We hold that Washington is a "window period" state. Bellingham marks the beginning of the Washington "window period" and it closes on the date of enactment of the Garn Act, October 15, 1982. Any loan originating prior to Bellingham, August 19, 1976, and transferred prior to October 15, 1982, is governed by the Bellingham restrictions on enforcement of due-on-sale clauses. Any loan originating subsequent to Bellingham and prior to October 15, 1982 is subject to the Bellingham rules for the 3-year grace period which ends on October 15, 1985. After such date, due-on-sale clauses are fully enforceable. Any loan executed after October 15, 1982 is subject to federal preemption and the due-on-sale clauses are fully enforceable according to their terms. See Magney v. Lincoln Mut. Sav. Bank, 34 Wash. App. 45, 56 n. 5, 659 P.2d 537, review denied, 99 Wash. 2d 1023 (1983).
Application of the governing rules provides that the *805 instant loan would be considered a "window period" loan (executed after Bellingham and prior to October 15, 1982), and the restrictions of Bellingham are applicable because the loan was transferred prior to the termination of the grace period, October 15, 1985.

### Given material

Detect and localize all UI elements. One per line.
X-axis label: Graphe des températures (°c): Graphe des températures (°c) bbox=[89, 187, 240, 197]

### Problem set
(a) In the due-on-sale passage, on what date does the Washington "window period" close?
(b) Transcribe the portion of the due-on-sale passage between "We hold that" and "2d 1023 (1983).", inclusive.

### Solutions to the tasks
(a) October 15, 1982, the date of enactment of the Garn Act.

(b)
We hold that Washington is a "window period" state. Bellingham marks the beginning of the Washington "window period" and it closes on the date of enactment of the Garn Act, October 15, 1982. Any loan originating prior to Bellingham, August 19, 1976, and transferred prior to October 15, 1982, is governed by the Bellingham restrictions on enforcement of due-on-sale clauses. Any loan originating subsequent to Bellingham and prior to October 15, 1982 is subject to the Bellingham rules for the 3-year grace period which ends on October 15, 1985. After such date, due-on-sale clauses are fully enforceable. Any loan executed after October 15, 1982 is subject to federal preemption and the due-on-sale clauses are fully enforceable according to their terms. See Magney v. Lincoln Mut. Sav. Bank, 34 Wash. App. 45, 56 n. 5, 659 P.2d 537, review denied, 99 Wash. 2d 1023 (1983).